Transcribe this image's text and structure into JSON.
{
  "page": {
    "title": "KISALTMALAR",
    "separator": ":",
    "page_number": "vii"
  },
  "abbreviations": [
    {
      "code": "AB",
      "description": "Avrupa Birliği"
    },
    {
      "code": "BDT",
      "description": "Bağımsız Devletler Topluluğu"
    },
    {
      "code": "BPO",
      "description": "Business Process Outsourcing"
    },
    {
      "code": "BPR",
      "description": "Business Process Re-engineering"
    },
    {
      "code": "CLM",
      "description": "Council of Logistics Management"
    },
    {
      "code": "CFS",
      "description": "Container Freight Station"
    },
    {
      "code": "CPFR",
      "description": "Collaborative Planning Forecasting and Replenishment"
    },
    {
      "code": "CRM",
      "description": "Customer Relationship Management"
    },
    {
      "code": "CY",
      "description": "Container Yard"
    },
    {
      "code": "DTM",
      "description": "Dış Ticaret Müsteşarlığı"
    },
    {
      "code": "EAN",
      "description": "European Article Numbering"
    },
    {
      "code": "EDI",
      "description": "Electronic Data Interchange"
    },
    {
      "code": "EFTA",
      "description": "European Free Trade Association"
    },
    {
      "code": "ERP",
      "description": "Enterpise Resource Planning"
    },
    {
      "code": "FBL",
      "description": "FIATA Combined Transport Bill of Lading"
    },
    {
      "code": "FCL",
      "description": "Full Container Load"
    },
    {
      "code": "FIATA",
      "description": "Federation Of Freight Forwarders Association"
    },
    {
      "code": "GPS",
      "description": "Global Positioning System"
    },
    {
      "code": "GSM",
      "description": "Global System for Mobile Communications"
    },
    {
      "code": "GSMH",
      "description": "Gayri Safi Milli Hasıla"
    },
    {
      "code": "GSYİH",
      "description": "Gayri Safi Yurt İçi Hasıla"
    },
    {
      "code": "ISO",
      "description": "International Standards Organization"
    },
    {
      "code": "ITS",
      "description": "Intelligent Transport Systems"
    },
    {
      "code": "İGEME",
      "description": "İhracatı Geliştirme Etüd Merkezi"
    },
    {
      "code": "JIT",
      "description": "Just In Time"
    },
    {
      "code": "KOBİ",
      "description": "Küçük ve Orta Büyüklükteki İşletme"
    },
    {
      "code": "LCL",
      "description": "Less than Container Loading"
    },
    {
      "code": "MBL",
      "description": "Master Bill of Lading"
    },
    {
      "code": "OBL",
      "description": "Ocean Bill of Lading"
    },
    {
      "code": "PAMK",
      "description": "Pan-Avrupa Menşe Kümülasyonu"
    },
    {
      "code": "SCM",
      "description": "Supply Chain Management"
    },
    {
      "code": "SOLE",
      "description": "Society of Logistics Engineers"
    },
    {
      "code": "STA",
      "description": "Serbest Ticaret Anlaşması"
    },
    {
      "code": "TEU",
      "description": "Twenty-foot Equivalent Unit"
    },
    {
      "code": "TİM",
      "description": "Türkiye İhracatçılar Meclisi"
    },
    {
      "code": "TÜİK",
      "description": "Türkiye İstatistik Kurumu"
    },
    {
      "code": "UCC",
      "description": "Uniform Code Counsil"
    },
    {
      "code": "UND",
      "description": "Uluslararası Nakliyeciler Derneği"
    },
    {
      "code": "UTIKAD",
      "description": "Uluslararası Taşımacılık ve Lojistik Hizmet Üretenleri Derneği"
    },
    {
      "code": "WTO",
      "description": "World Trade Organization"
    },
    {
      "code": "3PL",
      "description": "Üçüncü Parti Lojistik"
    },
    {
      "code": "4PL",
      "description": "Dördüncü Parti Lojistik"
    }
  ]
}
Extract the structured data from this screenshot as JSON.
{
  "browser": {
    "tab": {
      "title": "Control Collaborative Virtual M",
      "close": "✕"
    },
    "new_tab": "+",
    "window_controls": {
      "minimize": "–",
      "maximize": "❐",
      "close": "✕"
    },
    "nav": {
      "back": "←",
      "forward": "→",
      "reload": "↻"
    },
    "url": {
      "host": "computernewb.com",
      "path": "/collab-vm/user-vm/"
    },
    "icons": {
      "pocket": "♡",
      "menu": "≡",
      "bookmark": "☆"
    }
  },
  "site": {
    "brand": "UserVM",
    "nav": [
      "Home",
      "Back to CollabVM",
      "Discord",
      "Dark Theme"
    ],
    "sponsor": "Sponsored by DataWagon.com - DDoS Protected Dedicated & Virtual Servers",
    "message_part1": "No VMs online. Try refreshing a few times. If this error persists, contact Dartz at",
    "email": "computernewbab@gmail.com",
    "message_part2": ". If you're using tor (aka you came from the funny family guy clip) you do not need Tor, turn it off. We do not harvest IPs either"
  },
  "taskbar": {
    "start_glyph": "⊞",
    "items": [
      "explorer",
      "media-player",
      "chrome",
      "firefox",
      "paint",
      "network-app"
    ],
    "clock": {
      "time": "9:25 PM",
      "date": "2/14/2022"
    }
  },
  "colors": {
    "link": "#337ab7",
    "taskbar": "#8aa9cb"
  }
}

- **Job**: Faithfully copy every entry, leaving nothing out.

- **Result of the task**:
Transcribe this image's text and structure into JSON.
{
  "page": {
    "title": "KISALTMALAR",
    "separator": ":",
    "page_number": "vii"
  },
  "abbreviations": [
    {
      "code": "AB",
      "description": "Avrupa Birliği"
    },
    {
      "code": "BDT",
      "description": "Bağımsız Devletler Topluluğu"
    },
    {
      "code": "BPO",
      "description": "Business Process Outsourcing"
    },
    {
      "code": "BPR",
      "description": "Business Process Re-engineering"
    },
    {
      "code": "CLM",
      "description": "Council of Logistics Management"
    },
    {
      "code": "CFS",
      "description": "Container Freight Station"
    },
    {
      "code": "CPFR",
      "description": "Collaborative Planning Forecasting and Replenishment"
    },
    {
      "code": "CRM",
      "description": "Customer Relationship Management"
    },
    {
      "code": "CY",
      "description": "Container Yard"
    },
    {
      "code": "DTM",
      "description": "Dış Ticaret Müsteşarlığı"
    },
    {
      "code": "EAN",
      "description": "European Article Numbering"
    },
    {
      "code": "EDI",
      "description": "Electronic Data Interchange"
    },
    {
      "code": "EFTA",
      "description": "European Free Trade Association"
    },
    {
      "code": "ERP",
      "description": "Enterpise Resource Planning"
    },
    {
      "code": "FBL",
      "description": "FIATA Combined Transport Bill of Lading"
    },
    {
      "code": "FCL",
      "description": "Full Container Load"
    },
    {
      "code": "FIATA",
      "description": "Federation Of Freight Forwarders Association"
    },
    {
      "code": "GPS",
      "description": "Global Positioning System"
    },
    {
      "code": "GSM",
      "description": "Global System for Mobile Communications"
    },
    {
      "code": "GSMH",
      "description": "Gayri Safi Milli Hasıla"
    },
    {
      "code": "GSYİH",
      "description": "Gayri Safi Yurt İçi Hasıla"
    },
    {
      "code": "ISO",
      "description": "International Standards Organization"
    },
    {
      "code": "ITS",
      "description": "Intelligent Transport Systems"
    },
    {
      "code": "İGEME",
      "description": "İhracatı Geliştirme Etüd Merkezi"
    },
    {
      "code": "JIT",
      "description": "Just In Time"
    },
    {
      "code": "KOBİ",
      "description": "Küçük ve Orta Büyüklükteki İşletme"
    },
    {
      "code": "LCL",
      "description": "Less than Container Loading"
    },
    {
      "code": "MBL",
      "description": "Master Bill of Lading"
    },
    {
      "code": "OBL",
      "description": "Ocean Bill of Lading"
    },
    {
      "code": "PAMK",
      "description": "Pan-Avrupa Menşe Kümülasyonu"
    },
    {
      "code": "SCM",
      "description": "Supply Chain Management"
    },
    {
      "code": "SOLE",
      "description": "Society of Logistics Engineers"
    },
    {
      "code": "STA",
      "description": "Serbest Ticaret Anlaşması"
    },
    {
      "code": "TEU",
      "description": "Twenty-foot Equivalent Unit"
    },
    {
      "code": "TİM",
      "description": "Türkiye İhracatçılar Meclisi"
    },
    {
      "code": "TÜİK",
      "description": "Türkiye İstatistik Kurumu"
    },
    {
      "code": "UCC",
      "description": "Uniform Code Counsil"
    },
    {
      "code": "UND",
      "description": "Uluslararası Nakliyeciler Derneği"
    },
    {
      "code": "UTIKAD",
      "description": "Uluslararası Taşımacılık ve Lojistik Hizmet Üretenleri Derneği"
    },
    {
      "code": "WTO",
      "description": "World Trade Organization"
    },
    {
      "code": "3PL",
      "description": "Üçüncü Parti Lojistik"
    },
    {
      "code": "4PL",
      "description": "Dördüncü Parti Lojistik"
    }
  ]
}
Extract the structured data from this screenshot as JSON.
{
  "browser": {
    "tab": {
      "title": "Control Collaborative Virtual M",
      "close": "✕"
    },
    "new_tab": "+",
    "window_controls": {
      "minimize": "–",
      "maximize": "❐",
      "close": "✕"
    },
    "nav": {
      "back": "←",
      "forward": "→",
      "reload": "↻"
    },
    "url": {
      "host": "computernewb.com",
      "path": "/collab-vm/user-vm/"
    },
    "icons": {
      "pocket": "♡",
      "menu": "≡",
      "bookmark": "☆"
    }
  },
  "site": {
    "brand": "UserVM",
    "nav": [
      "Home",
      "Back to CollabVM",
      "Discord",
      "Dark Theme"
    ],
    "sponsor": "Sponsored by DataWagon.com - DDoS Protected Dedicated & Virtual Servers",
    "message_part1": "No VMs online. Try refreshing a few times. If this error persists, contact Dartz at",
    "email": "computernewbab@gmail.com",
    "message_part2": ". If you're using tor (aka you came from the funny family guy clip) you do not need Tor, turn it off. We do not harvest IPs either"
  },
  "taskbar": {
    "start_glyph": "⊞",
    "items": [
      "explorer",
      "media-player",
      "chrome",
      "firefox",
      "paint",
      "network-app"
    ],
    "clock": {
      "time": "9:25 PM",
      "date": "2/14/2022"
    }
  },
  "colors": {
    "link": "#337ab7",
    "taskbar": "#8aa9cb"
  }
}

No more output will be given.